Go through the material below and copy all lines with "болохгүй".

** begin **

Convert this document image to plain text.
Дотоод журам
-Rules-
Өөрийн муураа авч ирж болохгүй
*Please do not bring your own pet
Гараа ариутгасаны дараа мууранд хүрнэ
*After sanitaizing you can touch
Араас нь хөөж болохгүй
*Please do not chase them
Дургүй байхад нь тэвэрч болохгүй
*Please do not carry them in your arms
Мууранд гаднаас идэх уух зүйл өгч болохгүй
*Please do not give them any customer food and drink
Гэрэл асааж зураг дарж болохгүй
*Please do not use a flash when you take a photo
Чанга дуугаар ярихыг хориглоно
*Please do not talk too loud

** end **

* Exercise result *
Өөрийн муураа авч ирж болохгүй
Араас нь хөөж болохгүй
Дургүй байхад нь тэвэрч болохгүй
Мууранд гаднаас идэх уух зүйл өгч болохгүй
Гэрэл асааж зураг дарж болохгүй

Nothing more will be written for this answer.